*Work to complete*: Rewrite the data lines as a numbered list, starting at the line that contains "url-path: :5000/two <box>192 46 249 61</box>" and ending at the line that contains "page-icon <box>47 10 60 26</box>", both included. Leave out any blank lines and list no other lines.
Begin
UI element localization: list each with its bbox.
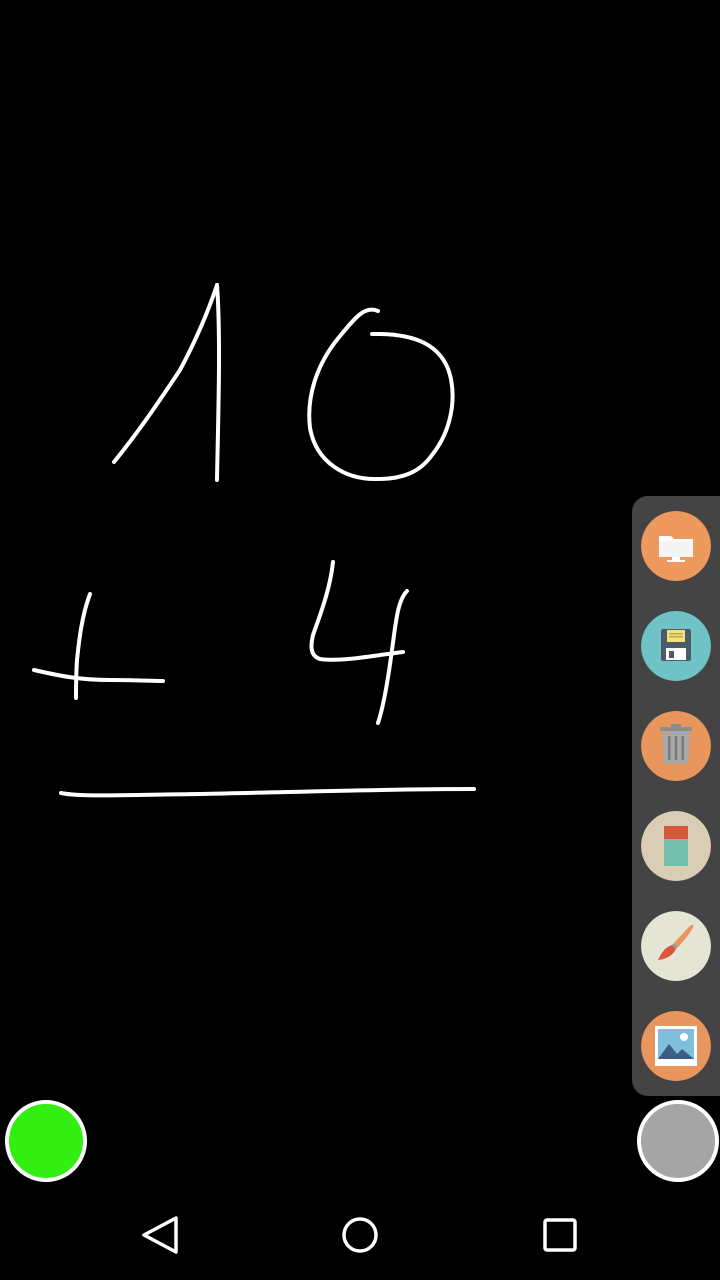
brush-icon — [641, 911, 711, 981]
home-icon — [342, 1217, 378, 1253]
stroke-sum-underline — [59, 787, 476, 798]
drawing-canvas[interactable] — [0, 0, 720, 1190]
save-button[interactable] — [641, 611, 711, 681]
handwritten-strokes — [32, 283, 476, 798]
save-floppy-icon — [641, 611, 711, 681]
back-button[interactable] — [130, 1208, 190, 1262]
back-icon — [142, 1216, 178, 1254]
home-button[interactable] — [330, 1208, 390, 1262]
recent-apps-icon — [543, 1218, 577, 1252]
image-icon — [641, 1011, 711, 1081]
delete-button[interactable] — [641, 711, 711, 781]
primary-color-button[interactable] — [5, 1100, 87, 1182]
image-button[interactable] — [641, 1011, 711, 1081]
brush-button[interactable] — [641, 911, 711, 981]
secondary-color-button[interactable] — [637, 1100, 719, 1182]
eraser-icon — [641, 811, 711, 881]
open-folder-icon — [641, 511, 711, 581]
stroke-digit-four-left — [309, 560, 405, 662]
system-navigation-bar — [0, 1190, 720, 1280]
stroke-digit-one-vertical — [215, 283, 222, 482]
stroke-plus-horizontal — [32, 668, 165, 683]
tools-panel — [632, 496, 720, 1096]
canvas-drawing-surface[interactable] — [0, 0, 720, 1190]
eraser-button[interactable] — [641, 811, 711, 881]
stroke-digit-one-diagonal — [112, 283, 219, 464]
stroke-digit-zero — [307, 307, 455, 482]
drawing-app-screen — [0, 0, 720, 1280]
trash-icon — [641, 711, 711, 781]
stroke-digit-four-right — [376, 589, 409, 725]
open-folder-button[interactable] — [641, 511, 711, 581]
recent-apps-button[interactable] — [530, 1208, 590, 1262]
stroke-plus-vertical — [74, 592, 92, 700]
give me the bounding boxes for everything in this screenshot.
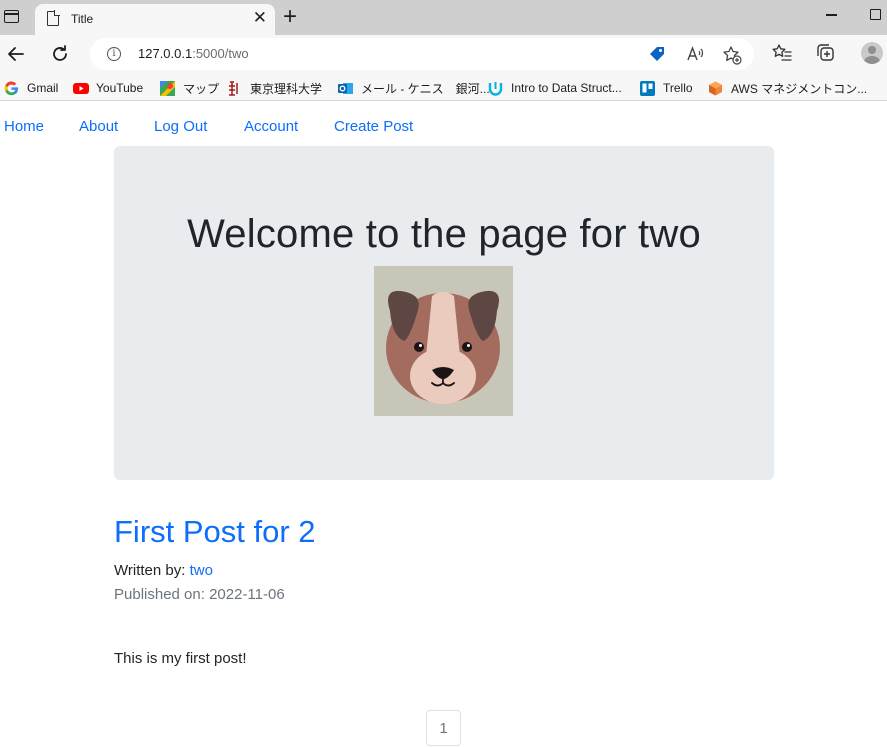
url-path: :5000/two <box>192 46 249 61</box>
bookmark-label: マップ <box>183 81 220 96</box>
tab-title: Title <box>71 12 94 26</box>
browser-tab-bar: Title ✕ + <box>0 0 887 35</box>
tab-actions-icon[interactable] <box>4 8 22 26</box>
bookmark-youtube[interactable]: YouTube <box>73 79 143 97</box>
author-link[interactable]: two <box>190 562 213 579</box>
post-title-link[interactable]: First Post for 2 <box>114 514 316 550</box>
favorites-icon[interactable] <box>771 42 793 64</box>
udacity-icon <box>488 81 503 96</box>
nav-home[interactable]: Home <box>4 118 44 135</box>
browser-tab[interactable]: Title ✕ <box>35 4 275 35</box>
maps-icon <box>160 80 175 96</box>
new-tab-icon[interactable]: + <box>283 4 297 30</box>
address-bar[interactable]: i 127.0.0.1:5000/two <box>90 38 754 70</box>
bookmark-udacity[interactable]: Intro to Data Struct... <box>488 79 622 97</box>
dog-avatar-image <box>374 266 513 416</box>
price-tag-icon[interactable] <box>648 45 666 63</box>
bookmark-trello[interactable]: Trello <box>640 79 693 97</box>
site-info-icon[interactable]: i <box>107 47 121 61</box>
bookmark-label: メール - ケニス 銀河... <box>361 81 490 96</box>
maximize-icon[interactable] <box>870 9 881 20</box>
post-byline: Written by: two <box>114 562 213 579</box>
jumbotron: Welcome to the page for two <box>114 146 774 480</box>
bookmark-label: Intro to Data Struct... <box>511 81 622 95</box>
close-tab-icon[interactable]: ✕ <box>253 9 267 27</box>
bookmark-aws[interactable]: AWS マネジメントコン... <box>708 79 867 97</box>
bookmark-gmail[interactable]: Gmail <box>4 79 58 97</box>
bookmark-university[interactable]: 東京理科大学 <box>227 79 322 97</box>
page-icon <box>47 10 60 26</box>
written-by-label: Written by: <box>114 562 190 579</box>
bookmark-label: YouTube <box>96 81 144 95</box>
aws-icon <box>708 81 723 96</box>
url-text: 127.0.0.1:5000/two <box>138 46 249 61</box>
pagination-page-1[interactable]: 1 <box>426 710 461 746</box>
post-content: This is my first post! <box>114 650 247 667</box>
reload-icon[interactable] <box>47 41 73 67</box>
browser-toolbar: i 127.0.0.1:5000/two <box>0 35 887 73</box>
bookmark-label: Trello <box>663 81 693 95</box>
bookmark-outlook[interactable]: メール - ケニス 銀河... <box>338 79 490 97</box>
university-icon <box>227 80 242 96</box>
add-favorite-icon[interactable] <box>722 45 742 65</box>
bookmark-label: 東京理科大学 <box>250 81 323 96</box>
nav-about[interactable]: About <box>79 118 118 135</box>
minimize-icon[interactable] <box>826 14 837 16</box>
url-host: 127.0.0.1 <box>138 46 193 61</box>
outlook-icon <box>338 81 353 96</box>
nav-logout[interactable]: Log Out <box>154 118 207 135</box>
google-icon <box>4 80 19 96</box>
bookmark-maps[interactable]: マップ <box>160 79 219 97</box>
nav-account[interactable]: Account <box>244 118 298 135</box>
profile-avatar-icon[interactable] <box>861 42 883 64</box>
trello-icon <box>640 80 655 96</box>
read-aloud-icon[interactable] <box>686 45 704 63</box>
site-navbar: Home About Log Out Account Create Post <box>0 106 887 146</box>
post-published-date: Published on: 2022-11-06 <box>114 586 285 603</box>
bookmark-label: AWS マネジメントコン... <box>731 81 868 96</box>
youtube-icon <box>73 81 89 96</box>
back-icon[interactable] <box>3 41 29 67</box>
bookmark-label: Gmail <box>27 81 59 95</box>
collections-icon[interactable] <box>815 42 837 64</box>
page-title: Welcome to the page for two <box>187 212 701 256</box>
nav-create-post[interactable]: Create Post <box>334 118 413 135</box>
bookmarks-bar: Gmail YouTube マップ 東京理科大学 メール - ケニス 銀河...… <box>0 73 887 101</box>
End
*Result below*:
1. url-path: :5000/two <box>192 46 249 61</box>
2. bookmark-label: マップ <box>183 81 220 96</box>
3. tab-title: Title <box>71 12 94 26</box>
4. browser-tab-bar: Title ✕ + <box>0 0 887 35</box>
5. tab-actions-icon[interactable] <box>4 8 22 26</box>
6. bookmark-youtube[interactable]: YouTube <box>73 79 143 97</box>
7. author-link[interactable]: two <box>190 562 213 579</box>
8. post-title-link[interactable]: First Post for 2 <box>114 514 316 550</box>
9. favorites-icon[interactable] <box>771 42 793 64</box>
10. udacity-icon <box>488 81 503 96</box>
11. nav-home[interactable]: Home <box>4 118 44 135</box>
12. browser-tab[interactable]: Title ✕ <box>35 4 275 35</box>
13. maps-icon <box>160 80 175 96</box>
14. new-tab-icon[interactable]: + <box>283 4 297 30</box>
15. address-bar[interactable]: i 127.0.0.1:5000/two <box>90 38 754 70</box>
16. bookmark-udacity[interactable]: Intro to Data Struct... <box>488 79 622 97</box>
17. dog-avatar-image <box>374 266 513 416</box>
18. price-tag-icon[interactable] <box>648 45 666 63</box>
19. bookmark-trello[interactable]: Trello <box>640 79 693 97</box>
20. site-info-icon[interactable]: i <box>107 47 121 61</box>
21. bookmark-label: メール - ケニス 銀河... <box>361 81 490 96</box>
22. maximize-icon[interactable] <box>870 9 881 20</box>
23. post-byline: Written by: two <box>114 562 213 579</box>
24. jumbotron: Welcome to the page for two <box>114 146 774 480</box>
25. bookmark-label: Intro to Data Struct... <box>511 81 622 95</box>
26. close-tab-icon[interactable]: ✕ <box>253 9 267 27</box>
27. bookmark-aws[interactable]: AWS マネジメントコン... <box>708 79 867 97</box>
28. bookmark-gmail[interactable]: Gmail <box>4 79 58 97</box>
29. bookmark-university[interactable]: 東京理科大学 <box>227 79 322 97</box>
30. page-icon <box>47 10 60 26</box>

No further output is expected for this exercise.